Stored data:
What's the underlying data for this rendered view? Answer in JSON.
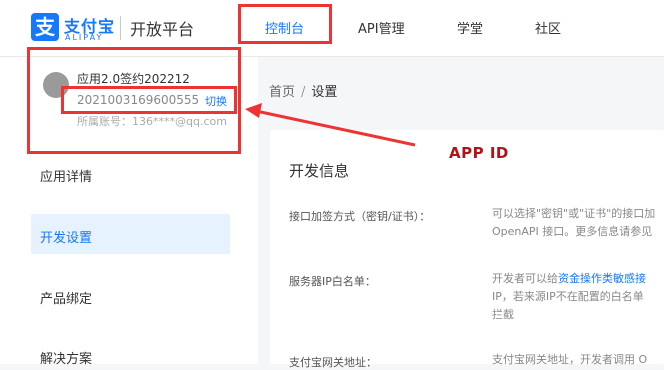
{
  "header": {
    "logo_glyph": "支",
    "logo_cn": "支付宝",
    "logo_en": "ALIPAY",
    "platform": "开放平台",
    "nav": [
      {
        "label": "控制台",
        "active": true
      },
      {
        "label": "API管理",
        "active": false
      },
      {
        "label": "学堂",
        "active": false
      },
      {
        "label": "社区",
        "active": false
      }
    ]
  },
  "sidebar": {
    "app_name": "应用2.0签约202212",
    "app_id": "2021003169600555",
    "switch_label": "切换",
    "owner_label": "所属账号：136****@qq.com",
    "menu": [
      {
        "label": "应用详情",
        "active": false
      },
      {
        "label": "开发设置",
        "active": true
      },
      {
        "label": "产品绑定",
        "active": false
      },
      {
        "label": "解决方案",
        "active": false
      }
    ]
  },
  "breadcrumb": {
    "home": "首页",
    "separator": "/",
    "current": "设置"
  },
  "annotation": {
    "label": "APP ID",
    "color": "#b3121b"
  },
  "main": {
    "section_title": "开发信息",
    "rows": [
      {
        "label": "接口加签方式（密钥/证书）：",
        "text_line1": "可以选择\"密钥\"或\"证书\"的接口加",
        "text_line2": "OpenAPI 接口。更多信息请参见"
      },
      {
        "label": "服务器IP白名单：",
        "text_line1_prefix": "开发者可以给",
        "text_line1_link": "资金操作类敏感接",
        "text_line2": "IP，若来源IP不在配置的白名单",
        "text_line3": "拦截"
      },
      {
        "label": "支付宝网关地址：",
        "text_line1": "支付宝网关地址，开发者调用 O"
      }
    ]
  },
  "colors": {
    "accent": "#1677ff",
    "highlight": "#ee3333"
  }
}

• [WORK REQUIRED]: In your copy, leave out the pictures and reproduce the material above exactly.

• [SOLVED EXERCISE]:
What's the underlying data for this rendered view? Answer in JSON.
{
  "header": {
    "logo_glyph": "支",
    "logo_cn": "支付宝",
    "logo_en": "ALIPAY",
    "platform": "开放平台",
    "nav": [
      {
        "label": "控制台",
        "active": true
      },
      {
        "label": "API管理",
        "active": false
      },
      {
        "label": "学堂",
        "active": false
      },
      {
        "label": "社区",
        "active": false
      }
    ]
  },
  "sidebar": {
    "app_name": "应用2.0签约202212",
    "app_id": "2021003169600555",
    "switch_label": "切换",
    "owner_label": "所属账号：136****@qq.com",
    "menu": [
      {
        "label": "应用详情",
        "active": false
      },
      {
        "label": "开发设置",
        "active": true
      },
      {
        "label": "产品绑定",
        "active": false
      },
      {
        "label": "解决方案",
        "active": false
      }
    ]
  },
  "breadcrumb": {
    "home": "首页",
    "separator": "/",
    "current": "设置"
  },
  "annotation": {
    "label": "APP ID",
    "color": "#b3121b"
  },
  "main": {
    "section_title": "开发信息",
    "rows": [
      {
        "label": "接口加签方式（密钥/证书）：",
        "text_line1": "可以选择\"密钥\"或\"证书\"的接口加",
        "text_line2": "OpenAPI 接口。更多信息请参见"
      },
      {
        "label": "服务器IP白名单：",
        "text_line1_prefix": "开发者可以给",
        "text_line1_link": "资金操作类敏感接",
        "text_line2": "IP，若来源IP不在配置的白名单",
        "text_line3": "拦截"
      },
      {
        "label": "支付宝网关地址：",
        "text_line1": "支付宝网关地址，开发者调用 O"
      }
    ]
  },
  "colors": {
    "accent": "#1677ff",
    "highlight": "#ee3333"
  }
}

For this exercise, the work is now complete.